Goal of the exercise: Extract from the listing each line in which the word "type" appears.

::: Available data :::

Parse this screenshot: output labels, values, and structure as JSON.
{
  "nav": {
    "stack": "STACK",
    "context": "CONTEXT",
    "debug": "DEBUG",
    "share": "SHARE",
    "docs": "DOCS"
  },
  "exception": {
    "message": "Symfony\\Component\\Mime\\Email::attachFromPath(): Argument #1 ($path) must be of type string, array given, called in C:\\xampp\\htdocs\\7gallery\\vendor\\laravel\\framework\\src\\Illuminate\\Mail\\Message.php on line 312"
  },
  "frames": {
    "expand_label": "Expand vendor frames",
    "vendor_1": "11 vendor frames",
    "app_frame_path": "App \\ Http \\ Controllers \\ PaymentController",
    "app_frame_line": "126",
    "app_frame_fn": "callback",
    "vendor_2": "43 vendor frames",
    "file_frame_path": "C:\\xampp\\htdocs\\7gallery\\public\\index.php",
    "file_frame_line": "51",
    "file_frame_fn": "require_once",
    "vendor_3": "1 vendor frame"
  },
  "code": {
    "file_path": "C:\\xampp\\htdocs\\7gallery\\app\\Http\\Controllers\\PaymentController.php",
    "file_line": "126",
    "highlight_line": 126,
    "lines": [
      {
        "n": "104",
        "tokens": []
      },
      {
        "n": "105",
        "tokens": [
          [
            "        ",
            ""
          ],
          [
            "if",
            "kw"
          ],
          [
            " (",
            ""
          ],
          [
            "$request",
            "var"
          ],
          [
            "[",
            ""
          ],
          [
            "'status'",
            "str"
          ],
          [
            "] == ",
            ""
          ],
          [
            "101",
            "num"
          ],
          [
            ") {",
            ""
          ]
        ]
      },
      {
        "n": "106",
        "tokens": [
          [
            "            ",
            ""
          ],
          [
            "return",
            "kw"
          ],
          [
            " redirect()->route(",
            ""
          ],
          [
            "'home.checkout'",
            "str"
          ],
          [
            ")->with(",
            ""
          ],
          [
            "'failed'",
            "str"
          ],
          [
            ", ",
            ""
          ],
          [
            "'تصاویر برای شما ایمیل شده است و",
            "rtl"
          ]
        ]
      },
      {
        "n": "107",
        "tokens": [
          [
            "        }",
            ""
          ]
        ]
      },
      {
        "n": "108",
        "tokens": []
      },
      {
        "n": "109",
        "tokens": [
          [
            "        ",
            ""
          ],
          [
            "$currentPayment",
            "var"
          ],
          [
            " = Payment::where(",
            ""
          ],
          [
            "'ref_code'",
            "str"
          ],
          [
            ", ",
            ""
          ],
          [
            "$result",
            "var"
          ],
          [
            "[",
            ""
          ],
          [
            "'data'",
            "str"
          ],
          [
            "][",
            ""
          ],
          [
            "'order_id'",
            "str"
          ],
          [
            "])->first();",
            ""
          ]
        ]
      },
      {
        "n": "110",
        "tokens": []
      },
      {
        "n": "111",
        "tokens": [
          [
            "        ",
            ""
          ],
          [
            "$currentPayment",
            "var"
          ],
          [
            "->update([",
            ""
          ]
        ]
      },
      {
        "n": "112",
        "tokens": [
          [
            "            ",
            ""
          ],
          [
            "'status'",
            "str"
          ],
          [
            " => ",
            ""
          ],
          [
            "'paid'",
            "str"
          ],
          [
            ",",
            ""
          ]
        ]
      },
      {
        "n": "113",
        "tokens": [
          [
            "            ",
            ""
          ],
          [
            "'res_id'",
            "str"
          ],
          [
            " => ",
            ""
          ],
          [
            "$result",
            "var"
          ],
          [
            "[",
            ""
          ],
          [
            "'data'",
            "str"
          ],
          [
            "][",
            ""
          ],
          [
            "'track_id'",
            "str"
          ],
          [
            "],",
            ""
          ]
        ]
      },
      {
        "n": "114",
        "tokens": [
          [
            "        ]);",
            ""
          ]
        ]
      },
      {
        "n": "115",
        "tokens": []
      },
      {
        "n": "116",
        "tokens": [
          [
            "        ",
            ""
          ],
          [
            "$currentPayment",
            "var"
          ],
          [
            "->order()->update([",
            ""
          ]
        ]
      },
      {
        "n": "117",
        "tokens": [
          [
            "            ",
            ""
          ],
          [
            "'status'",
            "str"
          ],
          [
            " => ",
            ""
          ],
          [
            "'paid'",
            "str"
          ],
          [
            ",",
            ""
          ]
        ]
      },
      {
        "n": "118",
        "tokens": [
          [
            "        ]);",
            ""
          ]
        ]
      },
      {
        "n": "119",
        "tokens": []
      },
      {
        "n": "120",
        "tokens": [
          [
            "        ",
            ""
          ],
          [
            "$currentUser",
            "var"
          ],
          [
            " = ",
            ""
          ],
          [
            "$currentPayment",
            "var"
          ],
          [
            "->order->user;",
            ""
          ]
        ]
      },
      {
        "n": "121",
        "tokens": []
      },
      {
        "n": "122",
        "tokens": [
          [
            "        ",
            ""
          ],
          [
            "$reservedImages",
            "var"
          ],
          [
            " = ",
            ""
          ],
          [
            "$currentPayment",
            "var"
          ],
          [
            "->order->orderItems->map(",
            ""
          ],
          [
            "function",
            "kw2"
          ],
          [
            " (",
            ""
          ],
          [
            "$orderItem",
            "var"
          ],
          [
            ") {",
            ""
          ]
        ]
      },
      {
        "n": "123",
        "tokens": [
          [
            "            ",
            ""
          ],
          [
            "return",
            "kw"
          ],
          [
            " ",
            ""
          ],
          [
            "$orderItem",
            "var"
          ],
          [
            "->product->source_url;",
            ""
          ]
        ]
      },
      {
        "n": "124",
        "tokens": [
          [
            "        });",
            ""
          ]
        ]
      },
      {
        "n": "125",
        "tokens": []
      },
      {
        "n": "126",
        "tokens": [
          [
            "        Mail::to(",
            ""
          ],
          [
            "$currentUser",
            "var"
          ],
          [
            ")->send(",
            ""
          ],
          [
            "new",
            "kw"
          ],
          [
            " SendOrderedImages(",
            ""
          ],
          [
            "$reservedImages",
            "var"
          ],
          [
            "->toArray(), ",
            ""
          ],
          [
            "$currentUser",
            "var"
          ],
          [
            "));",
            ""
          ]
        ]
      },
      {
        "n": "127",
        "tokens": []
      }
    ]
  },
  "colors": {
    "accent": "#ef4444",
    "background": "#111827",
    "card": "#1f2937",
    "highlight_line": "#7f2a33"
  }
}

:::
::: Available data :::

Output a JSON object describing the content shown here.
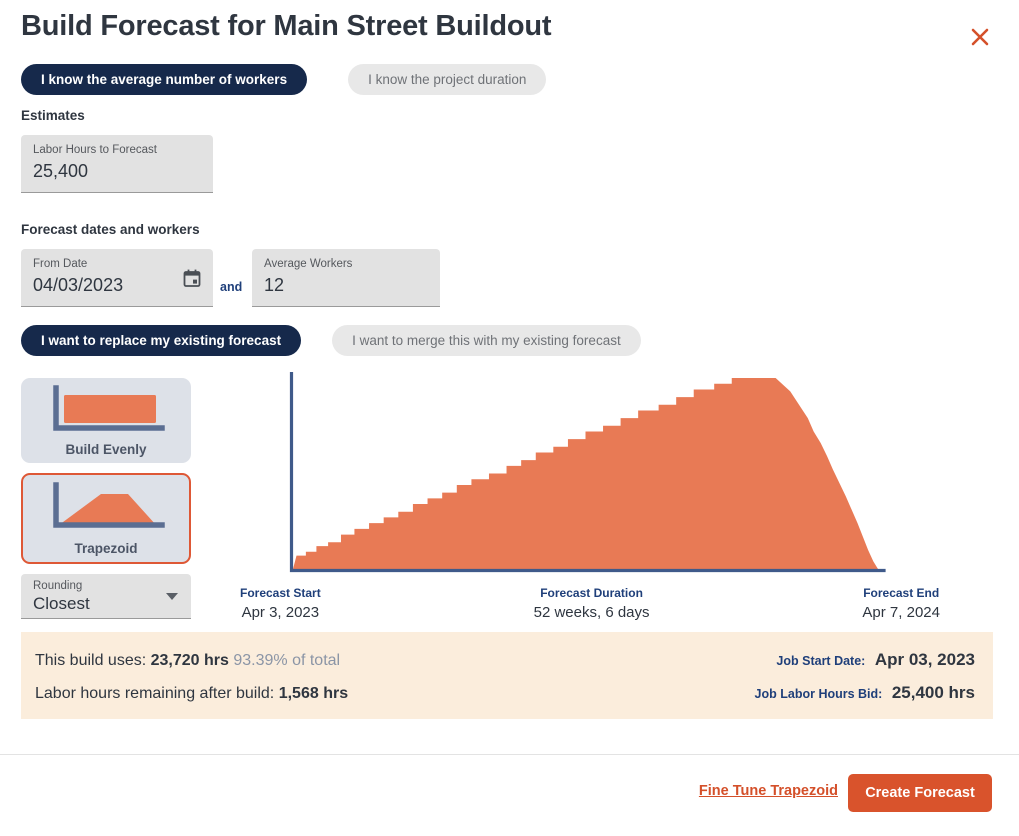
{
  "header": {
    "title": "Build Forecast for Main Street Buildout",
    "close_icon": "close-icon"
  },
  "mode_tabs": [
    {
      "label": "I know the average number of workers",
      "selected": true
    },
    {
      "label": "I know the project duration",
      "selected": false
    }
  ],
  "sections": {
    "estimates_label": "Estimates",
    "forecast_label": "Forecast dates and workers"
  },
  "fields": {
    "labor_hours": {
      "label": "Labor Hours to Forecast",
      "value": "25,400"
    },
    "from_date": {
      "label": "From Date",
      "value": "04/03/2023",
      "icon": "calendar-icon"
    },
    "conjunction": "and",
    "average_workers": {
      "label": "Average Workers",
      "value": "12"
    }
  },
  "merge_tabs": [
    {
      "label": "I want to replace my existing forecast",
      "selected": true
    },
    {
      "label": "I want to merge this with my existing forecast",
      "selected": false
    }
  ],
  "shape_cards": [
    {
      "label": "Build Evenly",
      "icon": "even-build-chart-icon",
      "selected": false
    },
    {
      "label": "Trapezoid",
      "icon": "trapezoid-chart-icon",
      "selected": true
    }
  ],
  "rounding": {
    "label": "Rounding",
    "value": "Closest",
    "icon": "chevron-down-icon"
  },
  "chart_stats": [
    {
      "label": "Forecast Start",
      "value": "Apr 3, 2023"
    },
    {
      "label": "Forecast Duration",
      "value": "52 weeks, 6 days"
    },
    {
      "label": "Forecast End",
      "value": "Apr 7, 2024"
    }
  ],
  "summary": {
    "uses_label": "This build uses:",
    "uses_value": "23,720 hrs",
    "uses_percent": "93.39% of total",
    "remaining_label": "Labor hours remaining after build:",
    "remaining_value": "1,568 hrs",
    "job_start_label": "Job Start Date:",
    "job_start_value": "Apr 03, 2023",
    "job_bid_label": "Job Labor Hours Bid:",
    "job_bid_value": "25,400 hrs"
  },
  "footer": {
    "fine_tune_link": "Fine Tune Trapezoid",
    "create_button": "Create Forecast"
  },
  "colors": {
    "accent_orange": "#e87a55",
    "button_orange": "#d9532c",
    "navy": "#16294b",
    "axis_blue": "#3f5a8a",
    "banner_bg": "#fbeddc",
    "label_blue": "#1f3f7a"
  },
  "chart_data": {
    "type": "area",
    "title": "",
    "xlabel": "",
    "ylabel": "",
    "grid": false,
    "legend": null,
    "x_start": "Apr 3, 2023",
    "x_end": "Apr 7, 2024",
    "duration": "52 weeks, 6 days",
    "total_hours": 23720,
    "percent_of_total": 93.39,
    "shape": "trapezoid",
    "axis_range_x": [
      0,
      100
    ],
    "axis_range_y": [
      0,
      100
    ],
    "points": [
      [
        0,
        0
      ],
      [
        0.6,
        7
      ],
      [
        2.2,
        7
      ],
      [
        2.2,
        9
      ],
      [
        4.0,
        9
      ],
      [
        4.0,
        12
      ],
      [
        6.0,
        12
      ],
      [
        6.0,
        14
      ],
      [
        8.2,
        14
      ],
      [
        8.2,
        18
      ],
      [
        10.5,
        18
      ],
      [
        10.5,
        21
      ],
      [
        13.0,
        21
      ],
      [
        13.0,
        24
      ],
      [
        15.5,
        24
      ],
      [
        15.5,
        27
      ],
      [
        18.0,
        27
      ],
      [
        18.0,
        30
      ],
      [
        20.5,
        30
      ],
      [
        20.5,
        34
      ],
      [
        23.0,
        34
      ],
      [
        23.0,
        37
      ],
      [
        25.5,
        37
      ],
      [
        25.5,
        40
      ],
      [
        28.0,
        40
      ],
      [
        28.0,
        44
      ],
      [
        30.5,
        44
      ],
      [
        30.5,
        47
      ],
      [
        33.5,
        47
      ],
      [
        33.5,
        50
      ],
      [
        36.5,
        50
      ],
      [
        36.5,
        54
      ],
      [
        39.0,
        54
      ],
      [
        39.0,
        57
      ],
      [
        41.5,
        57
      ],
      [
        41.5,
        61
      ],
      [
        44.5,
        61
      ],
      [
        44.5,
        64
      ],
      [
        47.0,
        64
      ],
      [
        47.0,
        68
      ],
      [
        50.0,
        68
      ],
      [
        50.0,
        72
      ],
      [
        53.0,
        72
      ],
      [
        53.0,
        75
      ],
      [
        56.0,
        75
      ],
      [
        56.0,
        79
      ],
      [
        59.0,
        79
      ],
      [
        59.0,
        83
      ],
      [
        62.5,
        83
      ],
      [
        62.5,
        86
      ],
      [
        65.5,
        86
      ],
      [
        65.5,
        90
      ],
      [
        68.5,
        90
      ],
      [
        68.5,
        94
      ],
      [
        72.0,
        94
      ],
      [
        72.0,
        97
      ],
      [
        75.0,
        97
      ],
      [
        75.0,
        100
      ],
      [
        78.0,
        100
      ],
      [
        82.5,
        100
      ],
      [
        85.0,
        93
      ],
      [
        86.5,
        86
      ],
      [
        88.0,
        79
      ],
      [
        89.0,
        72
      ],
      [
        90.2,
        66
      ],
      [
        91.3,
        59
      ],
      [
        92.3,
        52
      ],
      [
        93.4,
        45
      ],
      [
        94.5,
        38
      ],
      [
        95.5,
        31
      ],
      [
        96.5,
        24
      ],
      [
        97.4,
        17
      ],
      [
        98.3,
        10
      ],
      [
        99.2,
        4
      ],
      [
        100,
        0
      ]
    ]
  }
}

:::

Response:
    "message": "Symfony\\Component\\Mime\\Email::attachFromPath(): Argument #1 ($path) must be of type string, array given, called in C:\\xampp\\htdocs\\7gallery\\vendor\\laravel\\framework\\src\\Illuminate\\Mail\\Message.php on line 312"
    "type": "area",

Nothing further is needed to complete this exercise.